Restate each of the lines given below, word for word.

★ ★ ★

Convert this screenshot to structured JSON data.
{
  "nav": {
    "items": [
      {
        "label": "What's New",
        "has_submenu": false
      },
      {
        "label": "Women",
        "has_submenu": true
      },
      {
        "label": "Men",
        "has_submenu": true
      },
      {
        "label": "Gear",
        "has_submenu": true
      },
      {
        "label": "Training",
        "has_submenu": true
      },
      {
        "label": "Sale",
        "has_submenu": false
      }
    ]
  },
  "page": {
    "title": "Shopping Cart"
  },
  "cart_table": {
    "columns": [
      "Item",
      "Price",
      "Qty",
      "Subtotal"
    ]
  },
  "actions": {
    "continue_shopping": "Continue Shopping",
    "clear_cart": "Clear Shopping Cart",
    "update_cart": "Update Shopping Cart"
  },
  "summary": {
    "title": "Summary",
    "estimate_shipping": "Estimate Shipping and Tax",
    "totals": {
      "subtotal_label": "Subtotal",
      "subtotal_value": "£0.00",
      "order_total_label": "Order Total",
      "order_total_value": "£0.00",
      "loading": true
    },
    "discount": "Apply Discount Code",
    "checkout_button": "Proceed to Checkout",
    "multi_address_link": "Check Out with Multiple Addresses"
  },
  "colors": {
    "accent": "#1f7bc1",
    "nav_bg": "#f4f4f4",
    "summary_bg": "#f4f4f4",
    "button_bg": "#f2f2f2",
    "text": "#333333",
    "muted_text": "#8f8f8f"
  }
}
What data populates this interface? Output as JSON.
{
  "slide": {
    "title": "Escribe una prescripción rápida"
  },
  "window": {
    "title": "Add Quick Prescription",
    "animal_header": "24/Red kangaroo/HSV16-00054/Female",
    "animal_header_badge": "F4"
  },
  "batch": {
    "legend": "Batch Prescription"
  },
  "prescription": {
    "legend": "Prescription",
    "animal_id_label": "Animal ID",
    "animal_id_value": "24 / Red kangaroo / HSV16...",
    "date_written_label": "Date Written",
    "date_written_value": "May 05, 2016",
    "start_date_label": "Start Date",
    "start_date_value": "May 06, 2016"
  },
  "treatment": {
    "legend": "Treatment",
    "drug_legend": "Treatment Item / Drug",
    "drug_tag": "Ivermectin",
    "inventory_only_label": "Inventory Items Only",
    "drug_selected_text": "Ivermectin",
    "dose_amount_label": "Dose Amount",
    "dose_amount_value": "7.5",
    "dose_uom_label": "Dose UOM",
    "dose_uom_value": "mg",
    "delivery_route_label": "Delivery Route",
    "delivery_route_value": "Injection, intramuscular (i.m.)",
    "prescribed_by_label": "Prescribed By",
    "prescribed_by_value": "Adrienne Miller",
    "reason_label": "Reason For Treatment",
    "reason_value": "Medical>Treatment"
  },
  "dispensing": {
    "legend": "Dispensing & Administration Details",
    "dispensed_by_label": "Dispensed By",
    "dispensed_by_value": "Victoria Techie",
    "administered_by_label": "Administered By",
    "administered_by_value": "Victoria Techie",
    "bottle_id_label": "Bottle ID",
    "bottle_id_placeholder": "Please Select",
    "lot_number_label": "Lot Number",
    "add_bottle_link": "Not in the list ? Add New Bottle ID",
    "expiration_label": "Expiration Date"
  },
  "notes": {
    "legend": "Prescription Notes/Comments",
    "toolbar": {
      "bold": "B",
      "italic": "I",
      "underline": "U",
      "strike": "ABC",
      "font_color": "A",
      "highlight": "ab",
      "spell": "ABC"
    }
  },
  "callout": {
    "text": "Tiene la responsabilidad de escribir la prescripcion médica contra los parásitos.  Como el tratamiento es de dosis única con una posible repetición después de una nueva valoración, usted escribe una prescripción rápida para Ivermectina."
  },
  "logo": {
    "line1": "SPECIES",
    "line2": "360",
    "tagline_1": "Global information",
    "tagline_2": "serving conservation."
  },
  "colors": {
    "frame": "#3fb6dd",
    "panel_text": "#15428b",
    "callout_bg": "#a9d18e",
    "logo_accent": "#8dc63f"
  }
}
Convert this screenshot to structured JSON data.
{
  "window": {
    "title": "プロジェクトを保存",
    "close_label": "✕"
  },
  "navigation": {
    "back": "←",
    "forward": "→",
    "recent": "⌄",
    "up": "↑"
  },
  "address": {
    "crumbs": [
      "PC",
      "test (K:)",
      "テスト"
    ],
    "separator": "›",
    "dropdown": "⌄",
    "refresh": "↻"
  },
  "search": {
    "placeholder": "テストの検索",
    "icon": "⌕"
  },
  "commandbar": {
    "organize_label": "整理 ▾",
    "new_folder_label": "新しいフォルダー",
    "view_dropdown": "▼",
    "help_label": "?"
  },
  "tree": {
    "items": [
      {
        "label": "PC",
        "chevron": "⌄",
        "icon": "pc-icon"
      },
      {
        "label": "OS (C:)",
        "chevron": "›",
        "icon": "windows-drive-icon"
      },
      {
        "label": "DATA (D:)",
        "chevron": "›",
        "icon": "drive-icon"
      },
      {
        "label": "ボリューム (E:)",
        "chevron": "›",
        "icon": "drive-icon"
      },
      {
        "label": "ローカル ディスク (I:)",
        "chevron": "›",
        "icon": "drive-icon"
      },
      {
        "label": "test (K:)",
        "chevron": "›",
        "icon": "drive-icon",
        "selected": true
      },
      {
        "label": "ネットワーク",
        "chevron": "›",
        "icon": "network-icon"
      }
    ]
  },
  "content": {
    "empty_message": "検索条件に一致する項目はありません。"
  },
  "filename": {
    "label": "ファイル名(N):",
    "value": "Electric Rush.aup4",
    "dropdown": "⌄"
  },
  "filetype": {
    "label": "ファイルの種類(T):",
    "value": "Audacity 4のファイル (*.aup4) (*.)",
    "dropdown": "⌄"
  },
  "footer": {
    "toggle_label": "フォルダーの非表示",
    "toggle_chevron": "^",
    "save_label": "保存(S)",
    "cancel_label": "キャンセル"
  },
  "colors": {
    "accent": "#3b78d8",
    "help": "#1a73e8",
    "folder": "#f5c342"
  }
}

★ ★ ★

> [WRITTEN ANSWER]
Convert this screenshot to structured JSON data.
{
  "nav": {
    "items": [
      {
        "label": "What's New",
        "has_submenu": false
      },
      {
        "label": "Women",
        "has_submenu": true
      },
      {
        "label": "Men",
        "has_submenu": true
      },
      {
        "label": "Gear",
        "has_submenu": true
      },
      {
        "label": "Training",
        "has_submenu": true
      },
      {
        "label": "Sale",
        "has_submenu": false
      }
    ]
  },
  "page": {
    "title": "Shopping Cart"
  },
  "cart_table": {
    "columns": [
      "Item",
      "Price",
      "Qty",
      "Subtotal"
    ]
  },
  "actions": {
    "continue_shopping": "Continue Shopping",
    "clear_cart": "Clear Shopping Cart",
    "update_cart": "Update Shopping Cart"
  },
  "summary": {
    "title": "Summary",
    "estimate_shipping": "Estimate Shipping and Tax",
    "totals": {
      "subtotal_label": "Subtotal",
      "subtotal_value": "£0.00",
      "order_total_label": "Order Total",
      "order_total_value": "£0.00",
      "loading": true
    },
    "discount": "Apply Discount Code",
    "checkout_button": "Proceed to Checkout",
    "multi_address_link": "Check Out with Multiple Addresses"
  },
  "colors": {
    "accent": "#1f7bc1",
    "nav_bg": "#f4f4f4",
    "summary_bg": "#f4f4f4",
    "button_bg": "#f2f2f2",
    "text": "#333333",
    "muted_text": "#8f8f8f"
  }
}
What data populates this interface? Output as JSON.
{
  "slide": {
    "title": "Escribe una prescripción rápida"
  },
  "window": {
    "title": "Add Quick Prescription",
    "animal_header": "24/Red kangaroo/HSV16-00054/Female",
    "animal_header_badge": "F4"
  },
  "batch": {
    "legend": "Batch Prescription"
  },
  "prescription": {
    "legend": "Prescription",
    "animal_id_label": "Animal ID",
    "animal_id_value": "24 / Red kangaroo / HSV16...",
    "date_written_label": "Date Written",
    "date_written_value": "May 05, 2016",
    "start_date_label": "Start Date",
    "start_date_value": "May 06, 2016"
  },
  "treatment": {
    "legend": "Treatment",
    "drug_legend": "Treatment Item / Drug",
    "drug_tag": "Ivermectin",
    "inventory_only_label": "Inventory Items Only",
    "drug_selected_text": "Ivermectin",
    "dose_amount_label": "Dose Amount",
    "dose_amount_value": "7.5",
    "dose_uom_label": "Dose UOM",
    "dose_uom_value": "mg",
    "delivery_route_label": "Delivery Route",
    "delivery_route_value": "Injection, intramuscular (i.m.)",
    "prescribed_by_label": "Prescribed By",
    "prescribed_by_value": "Adrienne Miller",
    "reason_label": "Reason For Treatment",
    "reason_value": "Medical>Treatment"
  },
  "dispensing": {
    "legend": "Dispensing & Administration Details",
    "dispensed_by_label": "Dispensed By",
    "dispensed_by_value": "Victoria Techie",
    "administered_by_label": "Administered By",
    "administered_by_value": "Victoria Techie",
    "bottle_id_label": "Bottle ID",
    "bottle_id_placeholder": "Please Select",
    "lot_number_label": "Lot Number",
    "add_bottle_link": "Not in the list ? Add New Bottle ID",
    "expiration_label": "Expiration Date"
  },
  "notes": {
    "legend": "Prescription Notes/Comments",
    "toolbar": {
      "bold": "B",
      "italic": "I",
      "underline": "U",
      "strike": "ABC",
      "font_color": "A",
      "highlight": "ab",
      "spell": "ABC"
    }
  },
  "callout": {
    "text": "Tiene la responsabilidad de escribir la prescripcion médica contra los parásitos.  Como el tratamiento es de dosis única con una posible repetición después de una nueva valoración, usted escribe una prescripción rápida para Ivermectina."
  },
  "logo": {
    "line1": "SPECIES",
    "line2": "360",
    "tagline_1": "Global information",
    "tagline_2": "serving conservation."
  },
  "colors": {
    "frame": "#3fb6dd",
    "panel_text": "#15428b",
    "callout_bg": "#a9d18e",
    "logo_accent": "#8dc63f"
  }
}
Convert this screenshot to structured JSON data.
{
  "window": {
    "title": "プロジェクトを保存",
    "close_label": "✕"
  },
  "navigation": {
    "back": "←",
    "forward": "→",
    "recent": "⌄",
    "up": "↑"
  },
  "address": {
    "crumbs": [
      "PC",
      "test (K:)",
      "テスト"
    ],
    "separator": "›",
    "dropdown": "⌄",
    "refresh": "↻"
  },
  "search": {
    "placeholder": "テストの検索",
    "icon": "⌕"
  },
  "commandbar": {
    "organize_label": "整理 ▾",
    "new_folder_label": "新しいフォルダー",
    "view_dropdown": "▼",
    "help_label": "?"
  },
  "tree": {
    "items": [
      {
        "label": "PC",
        "chevron": "⌄",
        "icon": "pc-icon"
      },
      {
        "label": "OS (C:)",
        "chevron": "›",
        "icon": "windows-drive-icon"
      },
      {
        "label": "DATA (D:)",
        "chevron": "›",
        "icon": "drive-icon"
      },
      {
        "label": "ボリューム (E:)",
        "chevron": "›",
        "icon": "drive-icon"
      },
      {
        "label": "ローカル ディスク (I:)",
        "chevron": "›",
        "icon": "drive-icon"
      },
      {
        "label": "test (K:)",
        "chevron": "›",
        "icon": "drive-icon",
        "selected": true
      },
      {
        "label": "ネットワーク",
        "chevron": "›",
        "icon": "network-icon"
      }
    ]
  },
  "content": {
    "empty_message": "検索条件に一致する項目はありません。"
  },
  "filename": {
    "label": "ファイル名(N):",
    "value": "Electric Rush.aup4",
    "dropdown": "⌄"
  },
  "filetype": {
    "label": "ファイルの種類(T):",
    "value": "Audacity 4のファイル (*.aup4) (*.)",
    "dropdown": "⌄"
  },
  "footer": {
    "toggle_label": "フォルダーの非表示",
    "toggle_chevron": "^",
    "save_label": "保存(S)",
    "cancel_label": "キャンセル"
  },
  "colors": {
    "accent": "#3b78d8",
    "help": "#1a73e8",
    "folder": "#f5c342"
  }
}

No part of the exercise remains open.